*WRITTEN TASK*. Go through the listing beneath this task and return every line that carries the string "Pᵍᵃˡ".

*DATASET EXTRACT*.
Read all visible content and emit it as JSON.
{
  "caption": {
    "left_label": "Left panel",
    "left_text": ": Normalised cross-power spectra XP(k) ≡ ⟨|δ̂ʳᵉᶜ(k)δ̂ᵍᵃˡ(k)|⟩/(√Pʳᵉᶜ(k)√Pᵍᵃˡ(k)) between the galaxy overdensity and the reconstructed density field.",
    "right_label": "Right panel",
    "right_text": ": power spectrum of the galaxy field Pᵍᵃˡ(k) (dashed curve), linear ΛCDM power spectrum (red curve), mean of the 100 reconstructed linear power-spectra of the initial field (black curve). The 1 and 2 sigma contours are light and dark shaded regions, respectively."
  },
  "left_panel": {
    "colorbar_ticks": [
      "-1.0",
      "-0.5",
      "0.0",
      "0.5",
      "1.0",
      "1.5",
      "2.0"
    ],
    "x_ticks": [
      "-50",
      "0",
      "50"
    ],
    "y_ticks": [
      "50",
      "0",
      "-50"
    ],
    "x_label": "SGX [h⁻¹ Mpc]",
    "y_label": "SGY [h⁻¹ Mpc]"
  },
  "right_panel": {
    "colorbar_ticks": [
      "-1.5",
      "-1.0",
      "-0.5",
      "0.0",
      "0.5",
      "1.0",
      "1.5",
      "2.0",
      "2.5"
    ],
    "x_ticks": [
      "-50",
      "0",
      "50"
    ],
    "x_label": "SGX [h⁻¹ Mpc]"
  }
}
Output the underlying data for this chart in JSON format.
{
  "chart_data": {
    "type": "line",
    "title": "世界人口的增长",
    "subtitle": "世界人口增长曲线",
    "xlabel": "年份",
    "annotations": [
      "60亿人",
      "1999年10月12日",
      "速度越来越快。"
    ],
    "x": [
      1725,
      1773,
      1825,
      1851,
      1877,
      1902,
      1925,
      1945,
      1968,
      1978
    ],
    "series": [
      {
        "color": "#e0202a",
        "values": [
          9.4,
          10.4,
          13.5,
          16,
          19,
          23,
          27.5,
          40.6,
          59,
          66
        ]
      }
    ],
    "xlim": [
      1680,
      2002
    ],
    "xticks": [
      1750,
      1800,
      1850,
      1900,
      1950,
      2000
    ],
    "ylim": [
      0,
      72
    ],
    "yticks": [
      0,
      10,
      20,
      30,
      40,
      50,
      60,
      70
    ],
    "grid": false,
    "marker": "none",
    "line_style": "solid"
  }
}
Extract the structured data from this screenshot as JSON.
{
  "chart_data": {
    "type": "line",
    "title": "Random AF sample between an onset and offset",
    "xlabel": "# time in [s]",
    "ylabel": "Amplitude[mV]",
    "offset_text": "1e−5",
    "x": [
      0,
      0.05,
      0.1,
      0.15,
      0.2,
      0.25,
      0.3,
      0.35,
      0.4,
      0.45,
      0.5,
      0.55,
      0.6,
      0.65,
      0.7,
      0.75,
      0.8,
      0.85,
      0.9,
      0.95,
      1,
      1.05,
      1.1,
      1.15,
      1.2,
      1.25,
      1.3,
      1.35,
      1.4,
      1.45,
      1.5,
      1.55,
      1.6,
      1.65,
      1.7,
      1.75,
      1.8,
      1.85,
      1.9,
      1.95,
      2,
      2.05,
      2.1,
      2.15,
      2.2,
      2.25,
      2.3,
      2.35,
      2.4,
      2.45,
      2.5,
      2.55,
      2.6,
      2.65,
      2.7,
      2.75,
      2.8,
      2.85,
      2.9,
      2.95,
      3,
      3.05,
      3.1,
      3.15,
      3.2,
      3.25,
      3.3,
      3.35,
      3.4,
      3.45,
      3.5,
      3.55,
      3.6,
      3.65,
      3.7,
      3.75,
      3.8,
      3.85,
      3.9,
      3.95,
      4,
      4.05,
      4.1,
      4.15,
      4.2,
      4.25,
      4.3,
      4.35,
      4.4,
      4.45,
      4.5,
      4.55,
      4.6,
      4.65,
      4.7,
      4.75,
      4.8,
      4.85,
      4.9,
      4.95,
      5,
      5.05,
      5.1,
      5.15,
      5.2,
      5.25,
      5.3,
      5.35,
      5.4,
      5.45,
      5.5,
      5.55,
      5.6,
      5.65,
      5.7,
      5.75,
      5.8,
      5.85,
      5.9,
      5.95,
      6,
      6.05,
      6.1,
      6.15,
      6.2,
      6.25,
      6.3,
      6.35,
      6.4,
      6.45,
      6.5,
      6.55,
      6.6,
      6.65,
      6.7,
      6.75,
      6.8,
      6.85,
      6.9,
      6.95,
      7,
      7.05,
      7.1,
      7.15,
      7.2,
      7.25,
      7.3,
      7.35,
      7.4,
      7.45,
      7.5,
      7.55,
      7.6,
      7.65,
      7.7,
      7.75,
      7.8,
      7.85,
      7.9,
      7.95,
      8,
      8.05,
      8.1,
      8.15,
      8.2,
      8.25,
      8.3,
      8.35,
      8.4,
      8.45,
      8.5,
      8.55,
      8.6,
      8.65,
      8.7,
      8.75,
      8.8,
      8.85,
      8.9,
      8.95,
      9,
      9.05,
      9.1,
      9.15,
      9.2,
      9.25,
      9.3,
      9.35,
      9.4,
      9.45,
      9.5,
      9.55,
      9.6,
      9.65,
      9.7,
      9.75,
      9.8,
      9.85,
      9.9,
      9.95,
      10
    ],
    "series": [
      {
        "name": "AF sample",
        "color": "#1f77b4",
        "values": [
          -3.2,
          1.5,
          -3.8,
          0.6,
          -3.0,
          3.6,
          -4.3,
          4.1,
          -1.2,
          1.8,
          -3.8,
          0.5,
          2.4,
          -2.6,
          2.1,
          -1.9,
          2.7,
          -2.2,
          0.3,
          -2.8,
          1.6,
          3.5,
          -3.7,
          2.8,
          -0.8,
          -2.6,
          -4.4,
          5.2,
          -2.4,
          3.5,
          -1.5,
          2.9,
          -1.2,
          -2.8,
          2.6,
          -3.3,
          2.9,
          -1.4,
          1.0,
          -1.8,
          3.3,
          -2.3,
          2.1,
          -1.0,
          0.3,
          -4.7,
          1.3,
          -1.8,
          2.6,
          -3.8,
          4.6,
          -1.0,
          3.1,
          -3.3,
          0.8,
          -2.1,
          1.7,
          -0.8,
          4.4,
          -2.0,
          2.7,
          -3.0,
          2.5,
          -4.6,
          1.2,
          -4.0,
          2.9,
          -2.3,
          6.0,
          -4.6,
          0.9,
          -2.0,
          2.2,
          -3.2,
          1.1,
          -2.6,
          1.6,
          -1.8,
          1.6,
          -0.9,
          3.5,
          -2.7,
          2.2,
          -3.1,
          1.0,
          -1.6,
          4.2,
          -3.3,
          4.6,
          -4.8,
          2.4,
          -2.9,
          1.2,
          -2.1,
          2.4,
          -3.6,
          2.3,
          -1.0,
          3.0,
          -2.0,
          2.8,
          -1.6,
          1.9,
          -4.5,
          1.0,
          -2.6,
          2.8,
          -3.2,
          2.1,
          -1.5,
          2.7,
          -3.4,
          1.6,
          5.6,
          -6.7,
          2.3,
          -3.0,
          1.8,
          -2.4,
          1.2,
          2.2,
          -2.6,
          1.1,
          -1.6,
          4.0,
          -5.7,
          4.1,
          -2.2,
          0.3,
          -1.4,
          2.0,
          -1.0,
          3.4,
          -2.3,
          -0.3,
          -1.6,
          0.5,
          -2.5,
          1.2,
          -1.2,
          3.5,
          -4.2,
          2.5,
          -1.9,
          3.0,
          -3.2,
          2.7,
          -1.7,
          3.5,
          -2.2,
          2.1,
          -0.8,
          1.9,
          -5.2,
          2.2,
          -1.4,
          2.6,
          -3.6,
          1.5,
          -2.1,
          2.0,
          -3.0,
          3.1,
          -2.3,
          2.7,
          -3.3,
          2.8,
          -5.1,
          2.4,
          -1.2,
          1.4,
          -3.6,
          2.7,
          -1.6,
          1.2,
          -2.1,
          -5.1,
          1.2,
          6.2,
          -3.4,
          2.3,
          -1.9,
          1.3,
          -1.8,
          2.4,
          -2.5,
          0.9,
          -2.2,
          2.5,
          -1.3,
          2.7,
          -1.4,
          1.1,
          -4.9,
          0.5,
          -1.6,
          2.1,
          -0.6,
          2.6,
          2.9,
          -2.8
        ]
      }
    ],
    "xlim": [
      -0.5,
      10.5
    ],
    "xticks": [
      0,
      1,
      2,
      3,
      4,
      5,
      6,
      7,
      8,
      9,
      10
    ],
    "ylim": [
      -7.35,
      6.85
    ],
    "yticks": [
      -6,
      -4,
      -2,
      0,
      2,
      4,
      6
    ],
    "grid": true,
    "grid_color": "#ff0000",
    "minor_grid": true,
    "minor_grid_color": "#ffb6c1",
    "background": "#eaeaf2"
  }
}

*FINISHED EXERCISE*.
    "left_text": ": Normalised cross-power spectra XP(k) ≡ ⟨|δ̂ʳᵉᶜ(k)δ̂ᵍᵃˡ(k)|⟩/(√Pʳᵉᶜ(k)√Pᵍᵃˡ(k)) between the galaxy overdensity and the reconstructed density field.",
    "right_text": ": power spectrum of the galaxy field Pᵍᵃˡ(k) (dashed curve), linear ΛCDM power spectrum (red curve), mean of the 100 reconstructed linear power-spectra of the initial field (black curve). The 1 and 2 sigma contours are light and dark shaded regions, respectively."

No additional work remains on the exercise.